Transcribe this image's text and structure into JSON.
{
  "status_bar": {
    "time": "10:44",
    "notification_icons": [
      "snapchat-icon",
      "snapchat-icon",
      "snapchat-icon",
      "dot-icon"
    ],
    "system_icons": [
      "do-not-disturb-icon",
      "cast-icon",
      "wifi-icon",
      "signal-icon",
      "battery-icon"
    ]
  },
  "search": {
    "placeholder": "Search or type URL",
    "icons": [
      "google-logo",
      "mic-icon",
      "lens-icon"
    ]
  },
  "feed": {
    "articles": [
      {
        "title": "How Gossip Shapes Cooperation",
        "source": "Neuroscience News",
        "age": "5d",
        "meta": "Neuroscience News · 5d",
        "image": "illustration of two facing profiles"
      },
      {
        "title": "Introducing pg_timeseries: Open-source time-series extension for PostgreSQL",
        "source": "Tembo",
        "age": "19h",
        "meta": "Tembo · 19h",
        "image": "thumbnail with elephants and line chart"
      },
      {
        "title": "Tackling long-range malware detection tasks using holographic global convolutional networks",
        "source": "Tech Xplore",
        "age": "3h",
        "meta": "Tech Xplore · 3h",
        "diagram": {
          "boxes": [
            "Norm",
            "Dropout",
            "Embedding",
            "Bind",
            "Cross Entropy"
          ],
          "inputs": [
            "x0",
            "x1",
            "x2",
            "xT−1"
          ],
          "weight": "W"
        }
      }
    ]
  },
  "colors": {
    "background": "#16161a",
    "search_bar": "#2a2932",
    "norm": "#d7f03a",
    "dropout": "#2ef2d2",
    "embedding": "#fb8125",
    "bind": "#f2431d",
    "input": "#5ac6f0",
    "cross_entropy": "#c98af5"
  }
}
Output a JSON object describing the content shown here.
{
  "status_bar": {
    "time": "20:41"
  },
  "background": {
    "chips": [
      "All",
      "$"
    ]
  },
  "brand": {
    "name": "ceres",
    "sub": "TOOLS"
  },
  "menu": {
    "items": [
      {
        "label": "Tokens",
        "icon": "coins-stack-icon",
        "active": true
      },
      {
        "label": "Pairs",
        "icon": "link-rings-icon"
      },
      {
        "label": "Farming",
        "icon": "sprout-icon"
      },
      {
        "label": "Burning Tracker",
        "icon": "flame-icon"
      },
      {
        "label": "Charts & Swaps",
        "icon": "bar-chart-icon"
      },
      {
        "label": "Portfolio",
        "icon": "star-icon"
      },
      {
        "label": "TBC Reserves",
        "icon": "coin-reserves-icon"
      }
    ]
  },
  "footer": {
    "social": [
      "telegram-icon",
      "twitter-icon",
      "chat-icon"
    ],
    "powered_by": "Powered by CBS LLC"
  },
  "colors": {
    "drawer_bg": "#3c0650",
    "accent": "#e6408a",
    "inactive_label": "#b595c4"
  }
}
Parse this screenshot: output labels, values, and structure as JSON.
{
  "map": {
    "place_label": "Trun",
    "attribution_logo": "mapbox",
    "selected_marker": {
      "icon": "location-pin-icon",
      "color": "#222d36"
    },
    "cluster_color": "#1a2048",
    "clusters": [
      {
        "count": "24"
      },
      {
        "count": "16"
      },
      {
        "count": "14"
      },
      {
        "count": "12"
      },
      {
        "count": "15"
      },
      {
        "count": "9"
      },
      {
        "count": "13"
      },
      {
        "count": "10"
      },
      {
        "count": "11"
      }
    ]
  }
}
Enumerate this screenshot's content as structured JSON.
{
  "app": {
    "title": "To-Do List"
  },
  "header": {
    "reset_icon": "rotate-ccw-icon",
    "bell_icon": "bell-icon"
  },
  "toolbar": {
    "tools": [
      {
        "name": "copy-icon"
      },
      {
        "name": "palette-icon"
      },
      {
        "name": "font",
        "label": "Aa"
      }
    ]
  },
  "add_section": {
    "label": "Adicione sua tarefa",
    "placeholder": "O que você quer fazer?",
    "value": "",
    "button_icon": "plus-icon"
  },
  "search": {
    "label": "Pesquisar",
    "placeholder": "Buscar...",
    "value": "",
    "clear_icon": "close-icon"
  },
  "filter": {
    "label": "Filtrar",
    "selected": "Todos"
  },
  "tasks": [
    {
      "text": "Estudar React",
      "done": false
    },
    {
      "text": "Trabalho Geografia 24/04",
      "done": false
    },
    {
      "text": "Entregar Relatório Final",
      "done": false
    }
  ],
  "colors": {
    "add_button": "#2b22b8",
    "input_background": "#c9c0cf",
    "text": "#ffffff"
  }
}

_ _ _ _

▶ _EXERCISE DETAILS_: Give the count of lines in the listing above that include "Neuroscience", with no other words.

▶ _FULL OUTPUT_: 2